## START

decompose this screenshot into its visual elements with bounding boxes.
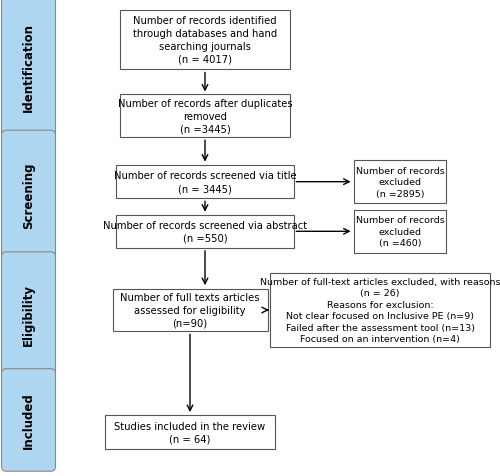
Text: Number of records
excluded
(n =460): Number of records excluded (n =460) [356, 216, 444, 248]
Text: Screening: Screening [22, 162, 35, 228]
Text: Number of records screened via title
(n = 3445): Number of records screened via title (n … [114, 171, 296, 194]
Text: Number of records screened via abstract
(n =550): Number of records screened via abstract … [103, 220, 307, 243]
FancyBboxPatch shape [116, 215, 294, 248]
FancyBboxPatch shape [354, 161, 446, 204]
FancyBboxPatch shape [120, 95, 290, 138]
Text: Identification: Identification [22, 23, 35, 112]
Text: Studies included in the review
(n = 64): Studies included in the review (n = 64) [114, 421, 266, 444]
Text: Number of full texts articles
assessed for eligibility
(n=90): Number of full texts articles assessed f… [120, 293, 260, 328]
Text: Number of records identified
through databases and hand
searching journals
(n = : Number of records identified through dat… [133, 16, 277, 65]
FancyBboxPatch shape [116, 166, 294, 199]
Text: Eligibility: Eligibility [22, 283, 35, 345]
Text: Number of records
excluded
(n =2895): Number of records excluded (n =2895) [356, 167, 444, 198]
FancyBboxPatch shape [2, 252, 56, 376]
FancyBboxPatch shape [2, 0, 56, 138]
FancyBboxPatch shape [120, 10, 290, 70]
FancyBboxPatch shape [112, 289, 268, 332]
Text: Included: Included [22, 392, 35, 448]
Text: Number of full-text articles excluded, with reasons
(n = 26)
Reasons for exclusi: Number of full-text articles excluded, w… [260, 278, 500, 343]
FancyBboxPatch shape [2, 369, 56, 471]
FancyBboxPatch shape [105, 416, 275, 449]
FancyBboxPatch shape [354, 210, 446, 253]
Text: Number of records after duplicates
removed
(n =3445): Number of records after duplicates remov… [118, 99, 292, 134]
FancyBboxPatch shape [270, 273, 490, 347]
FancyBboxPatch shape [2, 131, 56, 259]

## END
## START

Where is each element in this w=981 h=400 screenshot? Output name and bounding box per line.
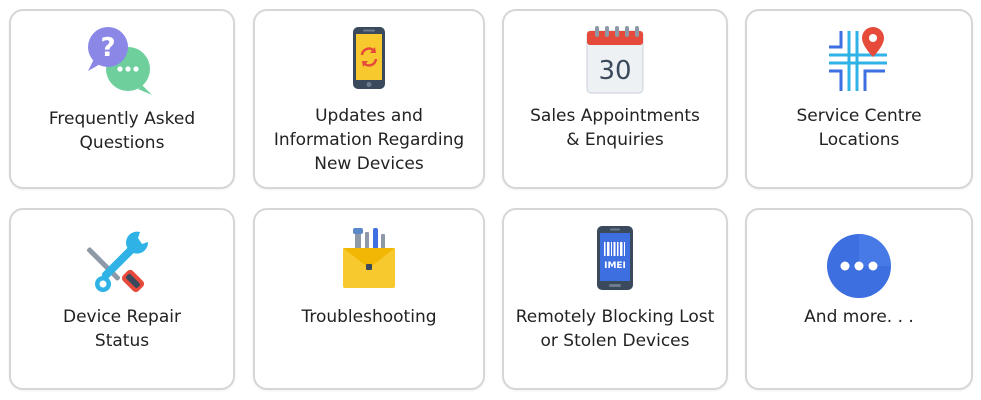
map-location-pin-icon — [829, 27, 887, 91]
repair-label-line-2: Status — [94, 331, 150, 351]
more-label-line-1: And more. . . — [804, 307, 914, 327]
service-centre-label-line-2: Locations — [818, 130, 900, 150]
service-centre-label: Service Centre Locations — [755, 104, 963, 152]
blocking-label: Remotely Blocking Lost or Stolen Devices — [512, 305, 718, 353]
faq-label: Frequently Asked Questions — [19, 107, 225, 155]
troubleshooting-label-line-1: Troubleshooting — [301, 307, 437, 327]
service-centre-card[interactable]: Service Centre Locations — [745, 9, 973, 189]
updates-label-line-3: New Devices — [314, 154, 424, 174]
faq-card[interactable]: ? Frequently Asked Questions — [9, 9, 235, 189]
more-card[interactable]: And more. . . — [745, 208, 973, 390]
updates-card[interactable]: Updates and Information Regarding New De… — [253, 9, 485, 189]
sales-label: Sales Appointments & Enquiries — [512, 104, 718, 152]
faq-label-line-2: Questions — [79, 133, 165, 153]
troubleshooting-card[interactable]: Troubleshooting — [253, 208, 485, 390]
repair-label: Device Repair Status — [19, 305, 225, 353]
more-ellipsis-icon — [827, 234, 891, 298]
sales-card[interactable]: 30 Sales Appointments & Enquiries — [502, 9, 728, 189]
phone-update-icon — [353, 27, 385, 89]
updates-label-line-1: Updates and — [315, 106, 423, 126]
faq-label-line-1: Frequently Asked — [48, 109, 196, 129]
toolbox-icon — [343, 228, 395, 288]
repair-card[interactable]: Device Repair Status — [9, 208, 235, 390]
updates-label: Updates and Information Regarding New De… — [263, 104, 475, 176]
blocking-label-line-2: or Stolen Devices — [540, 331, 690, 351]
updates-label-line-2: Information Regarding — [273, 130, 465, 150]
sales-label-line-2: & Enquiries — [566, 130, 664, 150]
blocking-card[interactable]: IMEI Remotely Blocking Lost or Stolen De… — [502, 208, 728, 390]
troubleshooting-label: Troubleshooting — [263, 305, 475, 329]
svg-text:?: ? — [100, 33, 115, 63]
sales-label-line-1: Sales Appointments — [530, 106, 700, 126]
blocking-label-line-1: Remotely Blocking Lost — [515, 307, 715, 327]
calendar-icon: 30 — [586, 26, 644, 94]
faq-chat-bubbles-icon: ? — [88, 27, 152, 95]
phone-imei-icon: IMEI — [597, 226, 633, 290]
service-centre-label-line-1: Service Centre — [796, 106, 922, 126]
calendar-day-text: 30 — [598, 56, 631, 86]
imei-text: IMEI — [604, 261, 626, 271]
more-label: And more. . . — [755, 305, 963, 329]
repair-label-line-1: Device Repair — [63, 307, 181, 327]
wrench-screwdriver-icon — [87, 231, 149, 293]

## END

Aim of the task
Return every row above that contains the string "troubleshooting".

Output of the exercise
troubleshooting-label-line-1: Troubleshooting — [301, 307, 437, 327]
troubleshooting-card[interactable]: Troubleshooting — [253, 208, 485, 390]
troubleshooting-label: Troubleshooting — [263, 305, 475, 329]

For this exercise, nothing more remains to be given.